The exercise:
Can you find the lines of the listing that include "referência" and copy every one?

Stored records:
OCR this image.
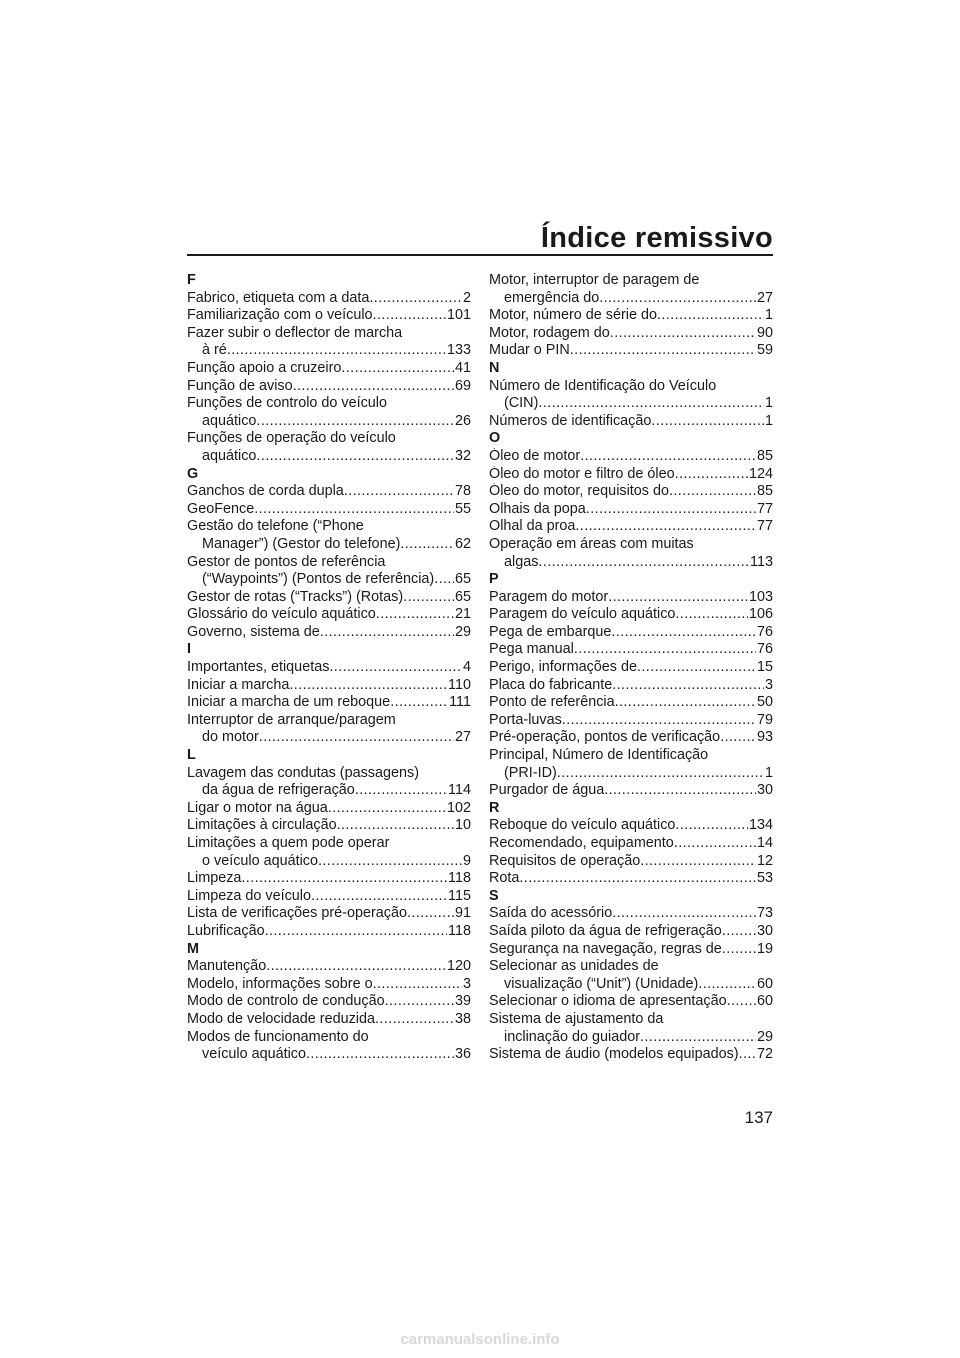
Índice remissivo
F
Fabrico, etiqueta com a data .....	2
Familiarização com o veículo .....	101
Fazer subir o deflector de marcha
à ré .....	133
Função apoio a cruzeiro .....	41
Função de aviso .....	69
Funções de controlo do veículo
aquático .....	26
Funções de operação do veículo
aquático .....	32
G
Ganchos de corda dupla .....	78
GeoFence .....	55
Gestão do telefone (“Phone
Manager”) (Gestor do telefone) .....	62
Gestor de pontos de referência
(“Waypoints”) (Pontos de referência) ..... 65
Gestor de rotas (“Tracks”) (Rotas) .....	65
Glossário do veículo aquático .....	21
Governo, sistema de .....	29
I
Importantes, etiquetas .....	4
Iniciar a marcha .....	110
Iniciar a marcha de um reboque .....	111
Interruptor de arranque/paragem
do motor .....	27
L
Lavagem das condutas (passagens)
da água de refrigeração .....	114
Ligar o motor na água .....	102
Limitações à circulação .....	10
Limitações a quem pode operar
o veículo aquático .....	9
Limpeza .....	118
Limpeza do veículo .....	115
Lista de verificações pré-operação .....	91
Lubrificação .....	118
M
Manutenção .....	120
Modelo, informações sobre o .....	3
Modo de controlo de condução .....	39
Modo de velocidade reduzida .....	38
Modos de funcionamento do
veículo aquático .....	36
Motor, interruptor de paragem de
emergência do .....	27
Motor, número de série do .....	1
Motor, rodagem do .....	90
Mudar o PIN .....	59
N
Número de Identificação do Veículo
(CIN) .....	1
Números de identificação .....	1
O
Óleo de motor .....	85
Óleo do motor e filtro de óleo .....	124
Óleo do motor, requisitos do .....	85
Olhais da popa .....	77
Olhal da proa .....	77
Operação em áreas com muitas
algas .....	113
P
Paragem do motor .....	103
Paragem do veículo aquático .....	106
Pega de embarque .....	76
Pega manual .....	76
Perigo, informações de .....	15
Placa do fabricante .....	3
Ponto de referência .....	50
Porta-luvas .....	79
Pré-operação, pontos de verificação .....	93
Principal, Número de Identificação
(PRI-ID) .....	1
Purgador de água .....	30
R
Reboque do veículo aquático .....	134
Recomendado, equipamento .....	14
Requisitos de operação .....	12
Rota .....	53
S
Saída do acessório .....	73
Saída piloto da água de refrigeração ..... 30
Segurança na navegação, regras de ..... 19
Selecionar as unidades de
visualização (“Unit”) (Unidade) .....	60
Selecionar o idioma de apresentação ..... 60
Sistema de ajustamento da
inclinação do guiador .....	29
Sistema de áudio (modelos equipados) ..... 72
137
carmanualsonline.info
==
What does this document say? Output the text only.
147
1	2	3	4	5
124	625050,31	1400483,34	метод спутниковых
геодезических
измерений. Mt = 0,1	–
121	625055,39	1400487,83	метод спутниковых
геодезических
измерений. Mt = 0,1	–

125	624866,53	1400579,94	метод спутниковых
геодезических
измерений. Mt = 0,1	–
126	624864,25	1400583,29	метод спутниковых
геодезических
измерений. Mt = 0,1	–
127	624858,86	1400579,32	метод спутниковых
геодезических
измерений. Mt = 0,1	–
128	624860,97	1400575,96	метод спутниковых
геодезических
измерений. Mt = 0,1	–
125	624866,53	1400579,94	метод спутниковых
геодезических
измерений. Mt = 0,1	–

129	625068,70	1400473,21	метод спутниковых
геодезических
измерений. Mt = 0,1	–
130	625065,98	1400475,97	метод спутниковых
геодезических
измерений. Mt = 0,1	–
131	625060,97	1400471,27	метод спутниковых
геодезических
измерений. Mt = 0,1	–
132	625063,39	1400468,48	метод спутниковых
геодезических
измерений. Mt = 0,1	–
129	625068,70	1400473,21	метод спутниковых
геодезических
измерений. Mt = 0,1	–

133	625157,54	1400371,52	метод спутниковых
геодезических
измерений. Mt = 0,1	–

Task output:
Gestor de pontos de referência
(“Waypoints”) (Pontos de referência) ..... 65
Ponto de referência .....	50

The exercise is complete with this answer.